> [Work to complete]
Read the records and gather each line that includes "content".

> [Records shown]
····················

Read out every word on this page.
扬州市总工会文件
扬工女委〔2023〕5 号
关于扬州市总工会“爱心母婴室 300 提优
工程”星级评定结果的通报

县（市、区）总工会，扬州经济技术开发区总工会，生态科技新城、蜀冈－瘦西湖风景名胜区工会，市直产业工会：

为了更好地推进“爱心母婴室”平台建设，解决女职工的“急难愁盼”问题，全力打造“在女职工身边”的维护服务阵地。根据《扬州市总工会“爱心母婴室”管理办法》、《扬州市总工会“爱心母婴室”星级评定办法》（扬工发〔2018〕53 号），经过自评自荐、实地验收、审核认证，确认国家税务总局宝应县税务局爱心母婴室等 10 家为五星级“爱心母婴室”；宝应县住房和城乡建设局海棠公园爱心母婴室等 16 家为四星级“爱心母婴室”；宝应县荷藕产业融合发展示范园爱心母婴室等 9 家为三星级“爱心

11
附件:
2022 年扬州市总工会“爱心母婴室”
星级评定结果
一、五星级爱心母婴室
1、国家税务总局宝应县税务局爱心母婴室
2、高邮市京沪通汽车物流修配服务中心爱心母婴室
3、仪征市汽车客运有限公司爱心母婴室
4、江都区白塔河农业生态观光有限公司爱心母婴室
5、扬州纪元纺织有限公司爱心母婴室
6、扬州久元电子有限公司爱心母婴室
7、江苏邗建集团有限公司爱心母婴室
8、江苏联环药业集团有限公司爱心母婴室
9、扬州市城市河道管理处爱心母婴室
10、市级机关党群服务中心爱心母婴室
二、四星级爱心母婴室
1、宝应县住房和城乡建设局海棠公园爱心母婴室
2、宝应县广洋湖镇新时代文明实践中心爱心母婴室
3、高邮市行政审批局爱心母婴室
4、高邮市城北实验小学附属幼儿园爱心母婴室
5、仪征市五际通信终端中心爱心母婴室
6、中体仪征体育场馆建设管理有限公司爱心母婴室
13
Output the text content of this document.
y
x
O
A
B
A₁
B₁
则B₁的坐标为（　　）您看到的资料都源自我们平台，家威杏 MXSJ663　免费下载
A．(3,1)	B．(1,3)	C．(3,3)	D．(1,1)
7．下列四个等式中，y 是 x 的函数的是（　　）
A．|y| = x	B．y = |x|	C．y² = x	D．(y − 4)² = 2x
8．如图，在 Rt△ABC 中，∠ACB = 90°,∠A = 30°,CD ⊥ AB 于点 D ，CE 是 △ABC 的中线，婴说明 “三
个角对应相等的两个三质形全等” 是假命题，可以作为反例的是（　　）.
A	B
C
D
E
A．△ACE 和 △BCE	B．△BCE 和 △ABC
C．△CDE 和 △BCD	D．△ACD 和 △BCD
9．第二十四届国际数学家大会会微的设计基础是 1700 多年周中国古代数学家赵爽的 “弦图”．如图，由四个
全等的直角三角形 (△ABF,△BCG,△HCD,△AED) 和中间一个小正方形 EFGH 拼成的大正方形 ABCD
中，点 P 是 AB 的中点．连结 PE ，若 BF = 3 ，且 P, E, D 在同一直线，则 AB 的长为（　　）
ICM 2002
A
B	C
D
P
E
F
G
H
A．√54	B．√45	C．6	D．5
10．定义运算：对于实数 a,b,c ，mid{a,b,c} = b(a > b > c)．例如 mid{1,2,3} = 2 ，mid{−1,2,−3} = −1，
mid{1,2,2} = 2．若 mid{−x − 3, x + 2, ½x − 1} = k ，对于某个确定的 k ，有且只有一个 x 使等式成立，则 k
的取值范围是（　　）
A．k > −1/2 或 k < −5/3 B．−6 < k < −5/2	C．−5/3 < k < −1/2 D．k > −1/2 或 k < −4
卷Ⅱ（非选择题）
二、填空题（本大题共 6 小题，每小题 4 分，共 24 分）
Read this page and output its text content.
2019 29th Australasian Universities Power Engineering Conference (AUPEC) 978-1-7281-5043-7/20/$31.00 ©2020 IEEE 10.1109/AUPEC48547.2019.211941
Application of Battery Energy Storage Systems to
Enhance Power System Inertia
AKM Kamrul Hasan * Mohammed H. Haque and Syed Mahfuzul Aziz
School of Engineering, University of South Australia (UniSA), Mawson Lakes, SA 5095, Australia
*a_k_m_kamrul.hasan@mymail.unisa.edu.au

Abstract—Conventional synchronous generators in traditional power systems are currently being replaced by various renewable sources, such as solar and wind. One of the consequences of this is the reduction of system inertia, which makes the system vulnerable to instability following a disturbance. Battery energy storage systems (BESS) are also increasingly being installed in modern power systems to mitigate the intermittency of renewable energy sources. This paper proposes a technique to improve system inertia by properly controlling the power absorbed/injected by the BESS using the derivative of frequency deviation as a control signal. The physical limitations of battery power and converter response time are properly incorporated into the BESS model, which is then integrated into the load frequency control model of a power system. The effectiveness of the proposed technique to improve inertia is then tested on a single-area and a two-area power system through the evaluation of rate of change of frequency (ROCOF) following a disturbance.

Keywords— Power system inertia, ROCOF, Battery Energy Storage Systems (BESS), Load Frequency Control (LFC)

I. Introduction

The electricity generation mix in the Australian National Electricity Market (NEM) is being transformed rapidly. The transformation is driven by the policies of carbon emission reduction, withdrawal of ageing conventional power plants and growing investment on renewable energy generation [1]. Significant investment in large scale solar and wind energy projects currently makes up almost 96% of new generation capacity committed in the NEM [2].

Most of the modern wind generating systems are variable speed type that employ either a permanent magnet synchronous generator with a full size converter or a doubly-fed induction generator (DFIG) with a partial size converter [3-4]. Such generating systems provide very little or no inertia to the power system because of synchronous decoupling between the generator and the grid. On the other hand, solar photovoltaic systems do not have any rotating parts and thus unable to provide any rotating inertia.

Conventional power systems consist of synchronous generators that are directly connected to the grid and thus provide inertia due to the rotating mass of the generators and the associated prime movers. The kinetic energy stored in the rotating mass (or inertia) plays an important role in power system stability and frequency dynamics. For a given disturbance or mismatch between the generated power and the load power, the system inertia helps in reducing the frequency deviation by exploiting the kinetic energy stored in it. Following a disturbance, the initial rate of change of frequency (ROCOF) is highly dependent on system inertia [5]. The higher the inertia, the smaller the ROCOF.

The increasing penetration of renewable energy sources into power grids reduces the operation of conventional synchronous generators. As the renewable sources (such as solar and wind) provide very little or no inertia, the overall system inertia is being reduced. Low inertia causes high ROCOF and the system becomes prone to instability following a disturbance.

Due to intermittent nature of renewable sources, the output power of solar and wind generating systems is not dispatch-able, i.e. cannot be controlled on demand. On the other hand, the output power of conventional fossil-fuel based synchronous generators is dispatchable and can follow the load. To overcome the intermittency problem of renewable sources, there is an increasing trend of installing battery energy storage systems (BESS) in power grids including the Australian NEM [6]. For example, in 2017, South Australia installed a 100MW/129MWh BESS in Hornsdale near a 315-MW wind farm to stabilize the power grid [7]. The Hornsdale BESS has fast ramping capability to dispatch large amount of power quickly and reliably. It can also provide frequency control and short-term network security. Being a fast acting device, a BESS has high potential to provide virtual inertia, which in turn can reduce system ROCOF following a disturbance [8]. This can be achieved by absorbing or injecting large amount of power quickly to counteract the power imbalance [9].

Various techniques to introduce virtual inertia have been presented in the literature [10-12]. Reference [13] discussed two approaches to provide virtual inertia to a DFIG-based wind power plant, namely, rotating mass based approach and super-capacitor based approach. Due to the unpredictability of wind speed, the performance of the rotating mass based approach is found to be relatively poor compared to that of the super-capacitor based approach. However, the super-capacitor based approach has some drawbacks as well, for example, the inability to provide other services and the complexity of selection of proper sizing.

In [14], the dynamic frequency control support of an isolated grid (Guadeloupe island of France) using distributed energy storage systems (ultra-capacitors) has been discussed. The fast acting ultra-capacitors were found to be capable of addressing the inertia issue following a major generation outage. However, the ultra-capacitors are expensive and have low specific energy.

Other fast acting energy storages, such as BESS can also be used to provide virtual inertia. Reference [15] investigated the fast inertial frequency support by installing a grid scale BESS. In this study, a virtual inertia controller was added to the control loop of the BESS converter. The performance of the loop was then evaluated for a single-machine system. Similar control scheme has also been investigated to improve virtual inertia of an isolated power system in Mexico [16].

····················

> [Answer to the task]
Output the text content of this document.
Read this page and output its text content.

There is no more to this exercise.